**Exercise prompt:**
Copy each line below that contains "トレード数".

───── Data for processing ─────

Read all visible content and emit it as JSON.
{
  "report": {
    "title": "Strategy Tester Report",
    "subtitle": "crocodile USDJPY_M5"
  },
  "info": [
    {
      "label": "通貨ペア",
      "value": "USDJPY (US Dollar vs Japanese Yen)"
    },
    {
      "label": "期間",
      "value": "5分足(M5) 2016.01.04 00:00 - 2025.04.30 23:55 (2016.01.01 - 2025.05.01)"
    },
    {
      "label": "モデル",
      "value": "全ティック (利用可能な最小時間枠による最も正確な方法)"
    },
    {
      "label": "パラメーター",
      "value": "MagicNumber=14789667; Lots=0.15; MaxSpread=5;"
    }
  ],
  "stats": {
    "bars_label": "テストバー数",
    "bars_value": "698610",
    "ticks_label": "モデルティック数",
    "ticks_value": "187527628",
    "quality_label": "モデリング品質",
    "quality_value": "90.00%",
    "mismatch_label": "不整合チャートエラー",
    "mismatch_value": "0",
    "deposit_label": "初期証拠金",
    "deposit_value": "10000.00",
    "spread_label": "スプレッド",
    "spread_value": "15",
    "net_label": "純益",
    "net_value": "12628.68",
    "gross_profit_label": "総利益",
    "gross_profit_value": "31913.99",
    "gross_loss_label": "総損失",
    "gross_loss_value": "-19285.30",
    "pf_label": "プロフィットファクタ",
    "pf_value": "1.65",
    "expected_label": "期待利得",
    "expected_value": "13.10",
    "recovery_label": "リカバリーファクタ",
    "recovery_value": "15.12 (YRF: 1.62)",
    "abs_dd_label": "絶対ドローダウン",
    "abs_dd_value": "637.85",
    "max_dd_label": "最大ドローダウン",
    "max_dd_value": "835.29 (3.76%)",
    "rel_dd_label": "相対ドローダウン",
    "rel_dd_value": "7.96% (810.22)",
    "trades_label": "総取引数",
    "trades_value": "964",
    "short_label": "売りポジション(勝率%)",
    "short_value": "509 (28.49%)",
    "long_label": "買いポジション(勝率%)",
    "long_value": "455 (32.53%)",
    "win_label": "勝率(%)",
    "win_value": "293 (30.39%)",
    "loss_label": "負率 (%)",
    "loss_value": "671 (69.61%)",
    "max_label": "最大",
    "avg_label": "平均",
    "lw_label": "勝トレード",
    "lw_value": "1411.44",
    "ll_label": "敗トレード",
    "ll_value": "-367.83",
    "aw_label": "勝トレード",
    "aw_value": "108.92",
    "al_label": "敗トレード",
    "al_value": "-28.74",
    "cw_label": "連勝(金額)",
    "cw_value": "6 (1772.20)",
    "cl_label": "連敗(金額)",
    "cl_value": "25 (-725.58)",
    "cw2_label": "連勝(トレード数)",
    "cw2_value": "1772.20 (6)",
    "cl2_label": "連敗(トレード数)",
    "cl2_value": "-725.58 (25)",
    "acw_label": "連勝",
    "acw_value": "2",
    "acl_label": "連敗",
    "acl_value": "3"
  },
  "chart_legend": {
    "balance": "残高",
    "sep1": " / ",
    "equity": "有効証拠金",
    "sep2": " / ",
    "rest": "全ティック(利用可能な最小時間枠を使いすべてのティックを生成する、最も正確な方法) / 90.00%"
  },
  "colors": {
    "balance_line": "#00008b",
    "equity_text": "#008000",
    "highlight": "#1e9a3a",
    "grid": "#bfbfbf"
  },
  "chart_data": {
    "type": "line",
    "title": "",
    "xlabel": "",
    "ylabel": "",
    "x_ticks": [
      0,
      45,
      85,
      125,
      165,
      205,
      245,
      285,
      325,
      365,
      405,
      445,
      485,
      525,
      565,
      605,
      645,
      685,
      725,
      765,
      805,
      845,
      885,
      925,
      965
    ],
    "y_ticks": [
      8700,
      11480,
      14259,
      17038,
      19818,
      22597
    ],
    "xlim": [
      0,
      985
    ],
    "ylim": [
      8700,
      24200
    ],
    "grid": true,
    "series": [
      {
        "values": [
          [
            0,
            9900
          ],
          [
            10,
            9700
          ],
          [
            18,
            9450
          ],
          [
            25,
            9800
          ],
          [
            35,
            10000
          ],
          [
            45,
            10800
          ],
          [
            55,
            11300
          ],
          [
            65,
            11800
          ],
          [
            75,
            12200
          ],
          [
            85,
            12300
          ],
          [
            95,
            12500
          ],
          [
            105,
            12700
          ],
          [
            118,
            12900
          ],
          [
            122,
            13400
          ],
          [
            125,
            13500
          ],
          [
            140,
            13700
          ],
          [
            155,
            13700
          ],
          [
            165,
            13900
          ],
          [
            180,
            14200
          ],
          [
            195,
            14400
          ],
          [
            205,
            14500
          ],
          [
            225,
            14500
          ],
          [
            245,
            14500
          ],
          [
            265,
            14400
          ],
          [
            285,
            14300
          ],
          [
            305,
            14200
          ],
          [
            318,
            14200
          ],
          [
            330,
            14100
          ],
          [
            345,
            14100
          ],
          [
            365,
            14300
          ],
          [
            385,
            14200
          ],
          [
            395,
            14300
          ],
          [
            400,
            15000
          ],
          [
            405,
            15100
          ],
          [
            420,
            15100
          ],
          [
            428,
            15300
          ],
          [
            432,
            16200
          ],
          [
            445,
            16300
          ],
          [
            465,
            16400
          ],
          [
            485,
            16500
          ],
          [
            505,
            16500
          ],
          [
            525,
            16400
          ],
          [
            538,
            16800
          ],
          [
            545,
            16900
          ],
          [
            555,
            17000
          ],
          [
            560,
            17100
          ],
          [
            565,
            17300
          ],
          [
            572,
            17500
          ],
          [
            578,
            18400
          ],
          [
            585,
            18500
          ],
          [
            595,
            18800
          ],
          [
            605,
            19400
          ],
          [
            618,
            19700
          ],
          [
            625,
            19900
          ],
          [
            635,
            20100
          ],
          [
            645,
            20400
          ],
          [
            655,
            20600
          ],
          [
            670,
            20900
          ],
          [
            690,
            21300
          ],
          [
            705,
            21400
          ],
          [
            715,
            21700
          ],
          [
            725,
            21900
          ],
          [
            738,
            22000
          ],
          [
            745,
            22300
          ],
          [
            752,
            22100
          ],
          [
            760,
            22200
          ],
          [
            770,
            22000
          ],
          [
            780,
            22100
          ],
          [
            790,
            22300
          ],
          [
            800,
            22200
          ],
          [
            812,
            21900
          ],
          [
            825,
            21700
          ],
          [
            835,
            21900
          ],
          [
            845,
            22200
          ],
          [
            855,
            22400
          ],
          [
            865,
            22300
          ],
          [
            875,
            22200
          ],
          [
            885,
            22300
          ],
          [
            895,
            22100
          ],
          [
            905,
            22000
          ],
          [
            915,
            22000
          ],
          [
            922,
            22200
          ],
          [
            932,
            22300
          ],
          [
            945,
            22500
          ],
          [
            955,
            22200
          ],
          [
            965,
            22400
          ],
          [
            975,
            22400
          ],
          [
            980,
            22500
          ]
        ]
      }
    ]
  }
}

─────

**Result below:**
    "cw2_label": "連勝(トレード数)",
    "cl2_label": "連敗(トレード数)",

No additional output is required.